▸ WRITTEN TASK
Copy the data precisely, keeping every character.
begin
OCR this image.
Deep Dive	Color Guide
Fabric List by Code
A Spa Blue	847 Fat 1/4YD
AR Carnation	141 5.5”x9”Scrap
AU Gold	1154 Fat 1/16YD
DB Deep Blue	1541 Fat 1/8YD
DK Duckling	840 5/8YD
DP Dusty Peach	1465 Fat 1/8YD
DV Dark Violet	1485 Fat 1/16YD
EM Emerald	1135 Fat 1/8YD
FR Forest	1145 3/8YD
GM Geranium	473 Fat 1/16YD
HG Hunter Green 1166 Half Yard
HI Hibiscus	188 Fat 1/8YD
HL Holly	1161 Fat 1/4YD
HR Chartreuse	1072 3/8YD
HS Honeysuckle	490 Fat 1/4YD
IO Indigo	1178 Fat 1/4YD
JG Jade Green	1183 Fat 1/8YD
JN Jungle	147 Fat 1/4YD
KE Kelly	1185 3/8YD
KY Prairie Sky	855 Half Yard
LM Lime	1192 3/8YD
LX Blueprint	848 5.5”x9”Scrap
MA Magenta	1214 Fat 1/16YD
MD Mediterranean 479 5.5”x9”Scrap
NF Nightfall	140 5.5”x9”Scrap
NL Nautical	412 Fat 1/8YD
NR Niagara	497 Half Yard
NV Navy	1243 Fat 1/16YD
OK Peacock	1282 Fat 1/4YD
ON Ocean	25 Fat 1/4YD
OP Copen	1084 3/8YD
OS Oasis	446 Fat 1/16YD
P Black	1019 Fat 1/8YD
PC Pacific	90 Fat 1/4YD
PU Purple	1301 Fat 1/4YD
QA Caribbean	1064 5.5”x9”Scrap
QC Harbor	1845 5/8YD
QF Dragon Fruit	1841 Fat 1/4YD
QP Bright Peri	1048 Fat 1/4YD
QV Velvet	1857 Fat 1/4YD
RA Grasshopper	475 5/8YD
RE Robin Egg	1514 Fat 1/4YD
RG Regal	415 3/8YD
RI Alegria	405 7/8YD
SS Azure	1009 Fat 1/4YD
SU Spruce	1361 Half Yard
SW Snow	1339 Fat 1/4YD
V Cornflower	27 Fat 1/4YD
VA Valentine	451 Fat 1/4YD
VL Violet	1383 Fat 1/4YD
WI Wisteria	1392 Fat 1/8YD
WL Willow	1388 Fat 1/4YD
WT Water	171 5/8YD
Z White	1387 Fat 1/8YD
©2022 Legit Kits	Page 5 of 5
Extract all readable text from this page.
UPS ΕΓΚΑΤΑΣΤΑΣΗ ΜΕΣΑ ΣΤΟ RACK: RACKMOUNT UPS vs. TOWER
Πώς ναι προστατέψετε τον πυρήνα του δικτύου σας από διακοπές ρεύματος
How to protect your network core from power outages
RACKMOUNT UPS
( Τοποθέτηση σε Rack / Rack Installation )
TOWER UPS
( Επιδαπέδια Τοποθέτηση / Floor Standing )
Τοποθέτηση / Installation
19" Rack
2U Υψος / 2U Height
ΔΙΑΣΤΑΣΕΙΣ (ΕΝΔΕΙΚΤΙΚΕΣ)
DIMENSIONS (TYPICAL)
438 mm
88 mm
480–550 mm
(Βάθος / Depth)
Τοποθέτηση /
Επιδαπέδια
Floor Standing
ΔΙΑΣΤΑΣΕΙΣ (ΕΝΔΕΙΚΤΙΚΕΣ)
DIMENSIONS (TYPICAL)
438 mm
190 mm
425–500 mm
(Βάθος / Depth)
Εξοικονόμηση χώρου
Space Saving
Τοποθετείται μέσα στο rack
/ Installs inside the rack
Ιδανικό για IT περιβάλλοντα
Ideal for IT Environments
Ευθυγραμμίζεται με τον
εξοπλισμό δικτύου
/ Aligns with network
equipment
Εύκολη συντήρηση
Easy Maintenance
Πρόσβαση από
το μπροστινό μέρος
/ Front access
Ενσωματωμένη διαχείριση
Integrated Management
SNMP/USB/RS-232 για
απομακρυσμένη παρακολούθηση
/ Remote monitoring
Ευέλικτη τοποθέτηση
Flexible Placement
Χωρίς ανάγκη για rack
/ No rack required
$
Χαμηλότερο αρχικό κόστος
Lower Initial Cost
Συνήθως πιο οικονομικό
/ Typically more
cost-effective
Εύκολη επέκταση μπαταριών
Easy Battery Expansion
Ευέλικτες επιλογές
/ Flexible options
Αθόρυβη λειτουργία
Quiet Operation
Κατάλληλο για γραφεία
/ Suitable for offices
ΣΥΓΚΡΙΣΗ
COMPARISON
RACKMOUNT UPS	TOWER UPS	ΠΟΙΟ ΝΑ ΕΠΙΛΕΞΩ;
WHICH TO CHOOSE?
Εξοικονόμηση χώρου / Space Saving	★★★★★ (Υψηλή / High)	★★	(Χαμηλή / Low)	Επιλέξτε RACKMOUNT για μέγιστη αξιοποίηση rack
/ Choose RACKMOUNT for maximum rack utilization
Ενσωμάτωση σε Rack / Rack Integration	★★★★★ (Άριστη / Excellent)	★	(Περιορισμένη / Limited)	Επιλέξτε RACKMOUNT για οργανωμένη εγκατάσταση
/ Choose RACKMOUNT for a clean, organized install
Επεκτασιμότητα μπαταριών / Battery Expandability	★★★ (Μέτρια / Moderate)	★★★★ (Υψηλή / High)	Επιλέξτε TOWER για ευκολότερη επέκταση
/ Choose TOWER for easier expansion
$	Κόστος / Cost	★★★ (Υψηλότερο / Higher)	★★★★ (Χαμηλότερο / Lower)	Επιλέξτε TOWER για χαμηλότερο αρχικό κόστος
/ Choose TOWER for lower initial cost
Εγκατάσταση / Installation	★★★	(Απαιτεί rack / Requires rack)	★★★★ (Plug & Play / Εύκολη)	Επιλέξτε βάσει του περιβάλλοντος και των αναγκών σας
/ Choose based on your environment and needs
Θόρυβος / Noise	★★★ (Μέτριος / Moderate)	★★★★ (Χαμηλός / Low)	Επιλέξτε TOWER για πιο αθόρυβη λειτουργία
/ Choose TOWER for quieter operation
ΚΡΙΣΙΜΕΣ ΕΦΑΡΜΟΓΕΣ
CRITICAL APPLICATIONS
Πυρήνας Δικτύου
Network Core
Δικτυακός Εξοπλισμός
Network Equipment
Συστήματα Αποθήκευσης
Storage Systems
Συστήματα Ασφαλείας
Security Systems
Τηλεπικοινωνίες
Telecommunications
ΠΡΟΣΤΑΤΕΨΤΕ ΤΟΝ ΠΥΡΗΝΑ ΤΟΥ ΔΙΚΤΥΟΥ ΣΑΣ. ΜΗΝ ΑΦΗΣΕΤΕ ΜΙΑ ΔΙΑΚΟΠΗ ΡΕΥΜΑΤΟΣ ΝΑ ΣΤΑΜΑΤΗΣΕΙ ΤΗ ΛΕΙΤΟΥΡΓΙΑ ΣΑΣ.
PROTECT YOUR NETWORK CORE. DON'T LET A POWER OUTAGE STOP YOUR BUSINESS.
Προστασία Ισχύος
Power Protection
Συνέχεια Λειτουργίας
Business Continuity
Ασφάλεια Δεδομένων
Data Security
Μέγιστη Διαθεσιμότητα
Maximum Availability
end
▸ FINAL RESULT
OCR this image.
Deep Dive	Color Guide
Fabric List by Code
A Spa Blue	847 Fat 1/4YD
AR Carnation	141 5.5”x9”Scrap
AU Gold	1154 Fat 1/16YD
DB Deep Blue	1541 Fat 1/8YD
DK Duckling	840 5/8YD
DP Dusty Peach	1465 Fat 1/8YD
DV Dark Violet	1485 Fat 1/16YD
EM Emerald	1135 Fat 1/8YD
FR Forest	1145 3/8YD
GM Geranium	473 Fat 1/16YD
HG Hunter Green 1166 Half Yard
HI Hibiscus	188 Fat 1/8YD
HL Holly	1161 Fat 1/4YD
HR Chartreuse	1072 3/8YD
HS Honeysuckle	490 Fat 1/4YD
IO Indigo	1178 Fat 1/4YD
JG Jade Green	1183 Fat 1/8YD
JN Jungle	147 Fat 1/4YD
KE Kelly	1185 3/8YD
KY Prairie Sky	855 Half Yard
LM Lime	1192 3/8YD
LX Blueprint	848 5.5”x9”Scrap
MA Magenta	1214 Fat 1/16YD
MD Mediterranean 479 5.5”x9”Scrap
NF Nightfall	140 5.5”x9”Scrap
NL Nautical	412 Fat 1/8YD
NR Niagara	497 Half Yard
NV Navy	1243 Fat 1/16YD
OK Peacock	1282 Fat 1/4YD
ON Ocean	25 Fat 1/4YD
OP Copen	1084 3/8YD
OS Oasis	446 Fat 1/16YD
P Black	1019 Fat 1/8YD
PC Pacific	90 Fat 1/4YD
PU Purple	1301 Fat 1/4YD
QA Caribbean	1064 5.5”x9”Scrap
QC Harbor	1845 5/8YD
QF Dragon Fruit	1841 Fat 1/4YD
QP Bright Peri	1048 Fat 1/4YD
QV Velvet	1857 Fat 1/4YD
RA Grasshopper	475 5/8YD
RE Robin Egg	1514 Fat 1/4YD
RG Regal	415 3/8YD
RI Alegria	405 7/8YD
SS Azure	1009 Fat 1/4YD
SU Spruce	1361 Half Yard
SW Snow	1339 Fat 1/4YD
V Cornflower	27 Fat 1/4YD
VA Valentine	451 Fat 1/4YD
VL Violet	1383 Fat 1/4YD
WI Wisteria	1392 Fat 1/8YD
WL Willow	1388 Fat 1/4YD
WT Water	171 5/8YD
Z White	1387 Fat 1/8YD
©2022 Legit Kits	Page 5 of 5
Extract all readable text from this page.
UPS ΕΓΚΑΤΑΣΤΑΣΗ ΜΕΣΑ ΣΤΟ RACK: RACKMOUNT UPS vs. TOWER
Πώς ναι προστατέψετε τον πυρήνα του δικτύου σας από διακοπές ρεύματος
How to protect your network core from power outages
RACKMOUNT UPS
( Τοποθέτηση σε Rack / Rack Installation )
TOWER UPS
( Επιδαπέδια Τοποθέτηση / Floor Standing )
Τοποθέτηση / Installation
19" Rack
2U Υψος / 2U Height
ΔΙΑΣΤΑΣΕΙΣ (ΕΝΔΕΙΚΤΙΚΕΣ)
DIMENSIONS (TYPICAL)
438 mm
88 mm
480–550 mm
(Βάθος / Depth)
Τοποθέτηση /
Επιδαπέδια
Floor Standing
ΔΙΑΣΤΑΣΕΙΣ (ΕΝΔΕΙΚΤΙΚΕΣ)
DIMENSIONS (TYPICAL)
438 mm
190 mm
425–500 mm
(Βάθος / Depth)
Εξοικονόμηση χώρου
Space Saving
Τοποθετείται μέσα στο rack
/ Installs inside the rack
Ιδανικό για IT περιβάλλοντα
Ideal for IT Environments
Ευθυγραμμίζεται με τον
εξοπλισμό δικτύου
/ Aligns with network
equipment
Εύκολη συντήρηση
Easy Maintenance
Πρόσβαση από
το μπροστινό μέρος
/ Front access
Ενσωματωμένη διαχείριση
Integrated Management
SNMP/USB/RS-232 για
απομακρυσμένη παρακολούθηση
/ Remote monitoring
Ευέλικτη τοποθέτηση
Flexible Placement
Χωρίς ανάγκη για rack
/ No rack required
$
Χαμηλότερο αρχικό κόστος
Lower Initial Cost
Συνήθως πιο οικονομικό
/ Typically more
cost-effective
Εύκολη επέκταση μπαταριών
Easy Battery Expansion
Ευέλικτες επιλογές
/ Flexible options
Αθόρυβη λειτουργία
Quiet Operation
Κατάλληλο για γραφεία
/ Suitable for offices
ΣΥΓΚΡΙΣΗ
COMPARISON
RACKMOUNT UPS	TOWER UPS	ΠΟΙΟ ΝΑ ΕΠΙΛΕΞΩ;
WHICH TO CHOOSE?
Εξοικονόμηση χώρου / Space Saving	★★★★★ (Υψηλή / High)	★★	(Χαμηλή / Low)	Επιλέξτε RACKMOUNT για μέγιστη αξιοποίηση rack
/ Choose RACKMOUNT for maximum rack utilization
Ενσωμάτωση σε Rack / Rack Integration	★★★★★ (Άριστη / Excellent)	★	(Περιορισμένη / Limited)	Επιλέξτε RACKMOUNT για οργανωμένη εγκατάσταση
/ Choose RACKMOUNT for a clean, organized install
Επεκτασιμότητα μπαταριών / Battery Expandability	★★★ (Μέτρια / Moderate)	★★★★ (Υψηλή / High)	Επιλέξτε TOWER για ευκολότερη επέκταση
/ Choose TOWER for easier expansion
$	Κόστος / Cost	★★★ (Υψηλότερο / Higher)	★★★★ (Χαμηλότερο / Lower)	Επιλέξτε TOWER για χαμηλότερο αρχικό κόστος
/ Choose TOWER for lower initial cost
Εγκατάσταση / Installation	★★★	(Απαιτεί rack / Requires rack)	★★★★ (Plug & Play / Εύκολη)	Επιλέξτε βάσει του περιβάλλοντος και των αναγκών σας
/ Choose based on your environment and needs
Θόρυβος / Noise	★★★ (Μέτριος / Moderate)	★★★★ (Χαμηλός / Low)	Επιλέξτε TOWER για πιο αθόρυβη λειτουργία
/ Choose TOWER for quieter operation
ΚΡΙΣΙΜΕΣ ΕΦΑΡΜΟΓΕΣ
CRITICAL APPLICATIONS
Πυρήνας Δικτύου
Network Core
Δικτυακός Εξοπλισμός
Network Equipment
Συστήματα Αποθήκευσης
Storage Systems
Συστήματα Ασφαλείας
Security Systems
Τηλεπικοινωνίες
Telecommunications
ΠΡΟΣΤΑΤΕΨΤΕ ΤΟΝ ΠΥΡΗΝΑ ΤΟΥ ΔΙΚΤΥΟΥ ΣΑΣ. ΜΗΝ ΑΦΗΣΕΤΕ ΜΙΑ ΔΙΑΚΟΠΗ ΡΕΥΜΑΤΟΣ ΝΑ ΣΤΑΜΑΤΗΣΕΙ ΤΗ ΛΕΙΤΟΥΡΓΙΑ ΣΑΣ.
PROTECT YOUR NETWORK CORE. DON'T LET A POWER OUTAGE STOP YOUR BUSINESS.
Προστασία Ισχύος
Power Protection
Συνέχεια Λειτουργίας
Business Continuity
Ασφάλεια Δεδομένων
Data Security
Μέγιστη Διαθεσιμότητα
Maximum Availability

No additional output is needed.